↓

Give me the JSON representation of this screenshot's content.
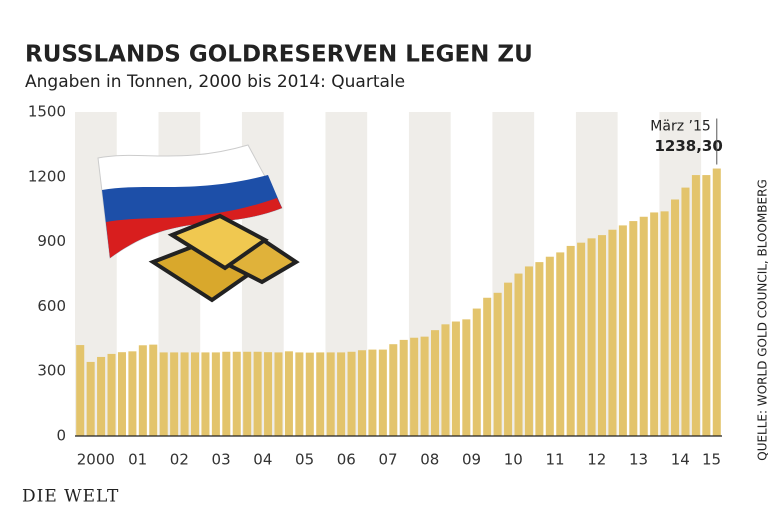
{
  "chart_data": {
    "type": "bar",
    "title": "RUSSLANDS GOLDRESERVEN LEGEN ZU",
    "subtitle": "Angaben in Tonnen, 2000 bis 2014: Quartale",
    "source": "QUELLE: WORLD GOLD COUNCIL, BLOOMBERG",
    "logo": "DIE WELT",
    "color": "#e3c46c",
    "stripe_color": "#efede9",
    "year_labels": [
      "2000",
      "01",
      "02",
      "03",
      "04",
      "05",
      "06",
      "07",
      "08",
      "09",
      "10",
      "11",
      "12",
      "13",
      "14",
      "15"
    ],
    "values": [
      421,
      343,
      366,
      380,
      388,
      392,
      420,
      423,
      387,
      387,
      387,
      387,
      387,
      387,
      390,
      390,
      390,
      390,
      388,
      387,
      392,
      387,
      386,
      387,
      387,
      387,
      390,
      397,
      400,
      400,
      425,
      445,
      455,
      460,
      490,
      517,
      530,
      540,
      590,
      640,
      663,
      710,
      752,
      785,
      805,
      830,
      850,
      880,
      895,
      915,
      930,
      955,
      975,
      995,
      1015,
      1035,
      1040,
      1095,
      1150,
      1208,
      1208,
      1238.3
    ],
    "value_labels": [
      null,
      null,
      null,
      null,
      null,
      null,
      null,
      null,
      null,
      null,
      null,
      null,
      null,
      null,
      null,
      null,
      null,
      null,
      null,
      null,
      null,
      null,
      null,
      null,
      null,
      null,
      null,
      null,
      null,
      null,
      null,
      null,
      null,
      null,
      null,
      null,
      null,
      null,
      null,
      null,
      null,
      null,
      null,
      null,
      null,
      null,
      null,
      null,
      null,
      null,
      null,
      null,
      null,
      null,
      null,
      null,
      null,
      null,
      null,
      null,
      null,
      "1238,30"
    ],
    "annotation": "März ’15",
    "ylim": [
      0,
      1500
    ],
    "yticks": [
      0,
      300,
      600,
      900,
      1200,
      1500
    ]
  }
}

↑

- [The task]:
Each record must be quoted in full and exactly. Do not include the pictures.

- [Solution]:
Give me the JSON representation of this screenshot's content.
{
  "chart_data": {
    "type": "bar",
    "title": "RUSSLANDS GOLDRESERVEN LEGEN ZU",
    "subtitle": "Angaben in Tonnen, 2000 bis 2014: Quartale",
    "source": "QUELLE: WORLD GOLD COUNCIL, BLOOMBERG",
    "logo": "DIE WELT",
    "color": "#e3c46c",
    "stripe_color": "#efede9",
    "year_labels": [
      "2000",
      "01",
      "02",
      "03",
      "04",
      "05",
      "06",
      "07",
      "08",
      "09",
      "10",
      "11",
      "12",
      "13",
      "14",
      "15"
    ],
    "values": [
      421,
      343,
      366,
      380,
      388,
      392,
      420,
      423,
      387,
      387,
      387,
      387,
      387,
      387,
      390,
      390,
      390,
      390,
      388,
      387,
      392,
      387,
      386,
      387,
      387,
      387,
      390,
      397,
      400,
      400,
      425,
      445,
      455,
      460,
      490,
      517,
      530,
      540,
      590,
      640,
      663,
      710,
      752,
      785,
      805,
      830,
      850,
      880,
      895,
      915,
      930,
      955,
      975,
      995,
      1015,
      1035,
      1040,
      1095,
      1150,
      1208,
      1208,
      1238.3
    ],
    "value_labels": [
      null,
      null,
      null,
      null,
      null,
      null,
      null,
      null,
      null,
      null,
      null,
      null,
      null,
      null,
      null,
      null,
      null,
      null,
      null,
      null,
      null,
      null,
      null,
      null,
      null,
      null,
      null,
      null,
      null,
      null,
      null,
      null,
      null,
      null,
      null,
      null,
      null,
      null,
      null,
      null,
      null,
      null,
      null,
      null,
      null,
      null,
      null,
      null,
      null,
      null,
      null,
      null,
      null,
      null,
      null,
      null,
      null,
      null,
      null,
      null,
      null,
      "1238,30"
    ],
    "annotation": "März ’15",
    "ylim": [
      0,
      1500
    ],
    "yticks": [
      0,
      300,
      600,
      900,
      1200,
      1500
    ]
  }
}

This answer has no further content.